GIVEN INSTRUCTION: Can you transcribe every record below exactly as it appears?

MATERIAL SUPPLIED:
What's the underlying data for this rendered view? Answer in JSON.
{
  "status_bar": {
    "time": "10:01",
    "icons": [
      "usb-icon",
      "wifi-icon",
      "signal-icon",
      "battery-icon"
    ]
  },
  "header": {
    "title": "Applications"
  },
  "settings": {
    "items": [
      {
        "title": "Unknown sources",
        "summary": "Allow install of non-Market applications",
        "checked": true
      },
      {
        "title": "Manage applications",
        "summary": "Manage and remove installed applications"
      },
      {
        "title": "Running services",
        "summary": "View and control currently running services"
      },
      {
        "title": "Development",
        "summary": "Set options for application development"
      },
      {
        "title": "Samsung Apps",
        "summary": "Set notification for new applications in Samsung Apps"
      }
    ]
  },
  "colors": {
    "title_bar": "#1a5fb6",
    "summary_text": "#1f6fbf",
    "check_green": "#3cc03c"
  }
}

EXERCISE SOLUTION:
What's the underlying data for this rendered view? Answer in JSON.
{
  "status_bar": {
    "time": "10:01",
    "icons": [
      "usb-icon",
      "wifi-icon",
      "signal-icon",
      "battery-icon"
    ]
  },
  "header": {
    "title": "Applications"
  },
  "settings": {
    "items": [
      {
        "title": "Unknown sources",
        "summary": "Allow install of non-Market applications",
        "checked": true
      },
      {
        "title": "Manage applications",
        "summary": "Manage and remove installed applications"
      },
      {
        "title": "Running services",
        "summary": "View and control currently running services"
      },
      {
        "title": "Development",
        "summary": "Set options for application development"
      },
      {
        "title": "Samsung Apps",
        "summary": "Set notification for new applications in Samsung Apps"
      }
    ]
  },
  "colors": {
    "title_bar": "#1a5fb6",
    "summary_text": "#1f6fbf",
    "check_green": "#3cc03c"
  }
}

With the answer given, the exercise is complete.